ABDPRO #54 - A Jurisdição Constitucional em Meio à Crise da Democracia: o Diálogo Judicial Internacional

17/10/2018

 

A ordem do dia em qualquer discussão, acadêmica ou não, é a crise da democracia no mundo. A capa da revista Foreign Affairs de maio/junho de 2018 perguntava, em sua manchete: “A democracia está morrendo?”. Os sinais políticos dessa constatação fúnebre estão não apenas na vitória eleitoral de candidatos ligados à xenofobia e com simpatia pelo autoritarismo aqui e ali, mas também com o crescimento, mesmo que ainda não ao ponto majoritário, de líderes e grupos com plataformas antidemocráticas em muitos outros países.

Um dos artigos da revista, assinado por Yascha Mounk e Roberto Stefan Foa, defende que o domínio da democracia sobre o autoritarismo na política internacional tem se sustentado nas últimas décadas, principalmente, pela ascendência econômica e pela influência cultural dos países “livres” em relação aos “não livres”. Ambas as coisas estão em risco. Em 1990, países classificados como “não livres” pela organização independente Freedom House – categoria mais baixa, que exclui os países “parcialmente livres” como Cingapura, por exemplo – respondiam por 12% da renda mundial. Agora, são responsáveis por 33%, nível equivalente ao dos anos 1930 – época que marcou a ascensão do fascismo na Europa – e superior ao da guerra fria, com a União Soviética no seu apogeu[1].

* [ENUNCIADO 1] Reproduza o trecho do texto sobre a crise da democracia entre "ABDPRO #54 - A" e "muitos outros países.", inclusive, substituindo "autoritarismo" por "totalitarismo".
* [ENUNCIADO 2] Dê prosseguimento ao texto sobre a crise da democracia, começando logo após a última frase apresentada.

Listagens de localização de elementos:
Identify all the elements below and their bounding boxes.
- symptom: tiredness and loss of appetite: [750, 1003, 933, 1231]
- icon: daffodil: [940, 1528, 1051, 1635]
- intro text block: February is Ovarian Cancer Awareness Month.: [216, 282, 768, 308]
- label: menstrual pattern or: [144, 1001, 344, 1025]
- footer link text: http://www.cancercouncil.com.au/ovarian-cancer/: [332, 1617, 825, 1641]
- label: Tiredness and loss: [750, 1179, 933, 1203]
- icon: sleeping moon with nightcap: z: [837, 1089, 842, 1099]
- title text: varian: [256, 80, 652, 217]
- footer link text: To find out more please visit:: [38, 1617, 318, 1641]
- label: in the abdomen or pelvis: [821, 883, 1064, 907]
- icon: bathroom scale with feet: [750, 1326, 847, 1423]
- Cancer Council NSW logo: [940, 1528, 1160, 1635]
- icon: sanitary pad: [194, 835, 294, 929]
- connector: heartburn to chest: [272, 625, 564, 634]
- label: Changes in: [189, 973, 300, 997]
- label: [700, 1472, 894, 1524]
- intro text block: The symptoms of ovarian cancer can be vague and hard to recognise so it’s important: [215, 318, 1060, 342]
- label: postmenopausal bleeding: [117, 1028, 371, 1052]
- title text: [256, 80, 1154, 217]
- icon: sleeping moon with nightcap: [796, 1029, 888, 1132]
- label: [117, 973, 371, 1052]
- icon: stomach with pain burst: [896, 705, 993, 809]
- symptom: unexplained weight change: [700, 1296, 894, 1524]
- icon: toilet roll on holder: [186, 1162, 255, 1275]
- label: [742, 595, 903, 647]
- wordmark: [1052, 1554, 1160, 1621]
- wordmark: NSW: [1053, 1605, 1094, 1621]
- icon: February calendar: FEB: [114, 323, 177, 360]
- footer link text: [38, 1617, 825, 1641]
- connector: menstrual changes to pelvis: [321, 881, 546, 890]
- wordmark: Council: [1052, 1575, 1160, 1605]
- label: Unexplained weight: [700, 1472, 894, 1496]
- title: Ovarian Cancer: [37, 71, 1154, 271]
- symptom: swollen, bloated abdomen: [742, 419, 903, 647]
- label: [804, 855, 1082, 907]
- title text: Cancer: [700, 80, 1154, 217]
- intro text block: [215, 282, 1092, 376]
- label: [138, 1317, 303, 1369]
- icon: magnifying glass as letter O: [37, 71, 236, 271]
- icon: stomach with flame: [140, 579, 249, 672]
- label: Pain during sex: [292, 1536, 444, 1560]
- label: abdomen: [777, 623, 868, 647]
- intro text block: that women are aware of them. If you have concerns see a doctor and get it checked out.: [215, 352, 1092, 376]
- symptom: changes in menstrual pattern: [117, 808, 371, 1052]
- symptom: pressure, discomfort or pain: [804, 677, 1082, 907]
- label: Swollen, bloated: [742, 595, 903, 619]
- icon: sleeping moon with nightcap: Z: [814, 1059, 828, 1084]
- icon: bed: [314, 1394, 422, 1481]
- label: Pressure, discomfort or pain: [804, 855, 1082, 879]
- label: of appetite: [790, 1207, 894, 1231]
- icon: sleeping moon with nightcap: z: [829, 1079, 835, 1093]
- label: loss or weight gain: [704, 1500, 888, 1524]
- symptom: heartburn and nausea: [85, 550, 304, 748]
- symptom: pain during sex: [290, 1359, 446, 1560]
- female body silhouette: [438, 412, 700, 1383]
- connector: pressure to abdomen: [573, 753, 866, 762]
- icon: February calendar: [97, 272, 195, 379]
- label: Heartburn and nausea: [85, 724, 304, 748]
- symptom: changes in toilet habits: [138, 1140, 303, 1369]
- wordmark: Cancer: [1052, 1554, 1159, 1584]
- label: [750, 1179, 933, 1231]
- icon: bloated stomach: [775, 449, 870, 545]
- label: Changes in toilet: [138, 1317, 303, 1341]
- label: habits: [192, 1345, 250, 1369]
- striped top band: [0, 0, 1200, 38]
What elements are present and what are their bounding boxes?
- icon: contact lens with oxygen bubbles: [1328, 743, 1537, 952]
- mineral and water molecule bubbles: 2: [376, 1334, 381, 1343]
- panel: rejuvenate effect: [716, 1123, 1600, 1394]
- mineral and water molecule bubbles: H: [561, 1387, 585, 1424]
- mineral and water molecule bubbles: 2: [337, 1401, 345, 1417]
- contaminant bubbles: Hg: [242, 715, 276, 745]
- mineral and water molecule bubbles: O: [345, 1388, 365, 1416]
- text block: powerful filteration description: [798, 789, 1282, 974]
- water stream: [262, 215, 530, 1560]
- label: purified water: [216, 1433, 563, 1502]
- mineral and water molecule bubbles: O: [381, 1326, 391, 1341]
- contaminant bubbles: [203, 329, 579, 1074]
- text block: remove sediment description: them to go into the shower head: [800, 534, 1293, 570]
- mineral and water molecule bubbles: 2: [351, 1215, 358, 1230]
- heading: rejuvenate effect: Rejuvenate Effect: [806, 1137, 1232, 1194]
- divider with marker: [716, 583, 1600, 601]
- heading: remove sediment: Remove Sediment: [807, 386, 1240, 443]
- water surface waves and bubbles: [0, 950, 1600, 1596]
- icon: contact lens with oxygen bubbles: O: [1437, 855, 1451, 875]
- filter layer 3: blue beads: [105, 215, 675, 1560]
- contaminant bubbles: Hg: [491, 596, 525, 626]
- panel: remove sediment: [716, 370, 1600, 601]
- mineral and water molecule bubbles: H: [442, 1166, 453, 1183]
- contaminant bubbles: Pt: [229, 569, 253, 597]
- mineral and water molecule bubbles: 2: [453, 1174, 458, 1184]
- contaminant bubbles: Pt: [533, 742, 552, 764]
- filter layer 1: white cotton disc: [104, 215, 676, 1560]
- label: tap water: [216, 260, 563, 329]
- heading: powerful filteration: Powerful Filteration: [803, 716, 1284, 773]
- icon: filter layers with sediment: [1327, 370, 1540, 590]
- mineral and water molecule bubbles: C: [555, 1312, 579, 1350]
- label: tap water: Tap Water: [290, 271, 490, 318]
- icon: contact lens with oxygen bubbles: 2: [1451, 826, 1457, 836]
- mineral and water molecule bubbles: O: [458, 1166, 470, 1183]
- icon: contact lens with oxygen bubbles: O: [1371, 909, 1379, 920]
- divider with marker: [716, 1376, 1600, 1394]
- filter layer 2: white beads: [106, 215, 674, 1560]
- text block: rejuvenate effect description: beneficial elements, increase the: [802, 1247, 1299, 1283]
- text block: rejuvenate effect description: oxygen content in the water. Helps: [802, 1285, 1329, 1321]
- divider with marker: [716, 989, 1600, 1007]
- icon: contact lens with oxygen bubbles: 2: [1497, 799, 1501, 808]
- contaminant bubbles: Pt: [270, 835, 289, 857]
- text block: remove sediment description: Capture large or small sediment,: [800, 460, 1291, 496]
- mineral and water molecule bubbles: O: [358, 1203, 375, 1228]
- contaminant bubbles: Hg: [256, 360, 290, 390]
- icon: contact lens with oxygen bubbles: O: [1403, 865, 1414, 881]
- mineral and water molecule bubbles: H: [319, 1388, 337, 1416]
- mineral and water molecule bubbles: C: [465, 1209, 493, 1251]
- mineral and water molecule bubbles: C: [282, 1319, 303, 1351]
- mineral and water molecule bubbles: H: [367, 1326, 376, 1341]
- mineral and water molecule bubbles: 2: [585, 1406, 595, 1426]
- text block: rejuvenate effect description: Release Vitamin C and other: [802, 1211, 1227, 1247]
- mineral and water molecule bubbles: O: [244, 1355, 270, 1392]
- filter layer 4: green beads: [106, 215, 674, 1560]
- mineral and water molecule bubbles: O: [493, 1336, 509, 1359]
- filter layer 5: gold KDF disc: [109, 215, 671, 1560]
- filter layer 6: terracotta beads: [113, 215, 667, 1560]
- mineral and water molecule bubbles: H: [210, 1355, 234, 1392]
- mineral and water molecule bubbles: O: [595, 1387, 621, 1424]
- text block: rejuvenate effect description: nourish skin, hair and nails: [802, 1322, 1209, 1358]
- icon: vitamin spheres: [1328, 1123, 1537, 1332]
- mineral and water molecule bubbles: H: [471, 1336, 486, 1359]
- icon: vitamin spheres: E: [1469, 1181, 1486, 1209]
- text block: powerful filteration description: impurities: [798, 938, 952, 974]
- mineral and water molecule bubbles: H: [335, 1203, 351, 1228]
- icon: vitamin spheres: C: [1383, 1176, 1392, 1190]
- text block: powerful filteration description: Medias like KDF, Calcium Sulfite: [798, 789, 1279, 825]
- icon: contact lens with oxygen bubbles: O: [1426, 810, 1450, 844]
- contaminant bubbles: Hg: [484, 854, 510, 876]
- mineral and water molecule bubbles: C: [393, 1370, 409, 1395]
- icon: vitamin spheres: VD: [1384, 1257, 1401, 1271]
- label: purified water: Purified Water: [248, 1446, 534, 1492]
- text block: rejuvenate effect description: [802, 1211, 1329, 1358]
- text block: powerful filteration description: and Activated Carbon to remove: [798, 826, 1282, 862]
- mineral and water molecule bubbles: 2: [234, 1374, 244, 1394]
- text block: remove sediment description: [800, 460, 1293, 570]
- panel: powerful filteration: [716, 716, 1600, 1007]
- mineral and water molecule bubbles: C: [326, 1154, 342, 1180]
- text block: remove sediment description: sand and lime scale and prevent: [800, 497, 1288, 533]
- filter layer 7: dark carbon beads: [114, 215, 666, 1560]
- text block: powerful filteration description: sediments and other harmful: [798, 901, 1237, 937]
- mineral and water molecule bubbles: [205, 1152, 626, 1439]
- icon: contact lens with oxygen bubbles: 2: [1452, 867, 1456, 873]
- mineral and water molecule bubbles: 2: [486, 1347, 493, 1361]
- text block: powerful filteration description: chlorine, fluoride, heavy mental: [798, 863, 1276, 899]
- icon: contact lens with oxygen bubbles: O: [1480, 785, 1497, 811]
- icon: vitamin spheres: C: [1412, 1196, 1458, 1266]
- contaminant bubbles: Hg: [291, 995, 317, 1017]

* [RESPOSTA ESCRITA 1]
ABDPRO #54 - A Jurisdição Constitucional em Meio à Crise da Democracia: o Diálogo Judicial Internacional

17/10/2018

 

A ordem do dia em qualquer discussão, acadêmica ou não, é a crise da democracia no mundo. A capa da revista Foreign Affairs de maio/junho de 2018 perguntava, em sua manchete: “A democracia está morrendo?”. Os sinais políticos dessa constatação fúnebre estão não apenas na vitória eleitoral de candidatos ligados à xenofobia e com simpatia pelo totalitarismo aqui e ali, mas também com o crescimento, mesmo que ainda não ao ponto majoritário, de líderes e grupos com plataformas antidemocráticas em muitos outros países.

* [RESPOSTA ESCRITA 2]
Sucesso econômico produz potencial militar, e, mais importante, fascínio intelectual. O desejo de partilhar da riqueza do “mundo ocidental” gerava por si próprio o desejo de adotar o seu “estilo de vida”, o que parecia exigir a emulação do seu sistema político. Mas o livre fluxo de informações do mundo contemporâneo quebrou decisivamente o monopólio da produção e circulação cultural dos países mais ricos. A atual situação dos Estados Unidos, em especial, dificilmente seduz o mundo como modelo de sociedade bem resolvida politicamente. Ao contrário, se há algo da sua vida política que aquele país tem exportado é a “guerra cultural”, marcada pelo conflito extremo e apaixonado de ideologias e visões de mundo.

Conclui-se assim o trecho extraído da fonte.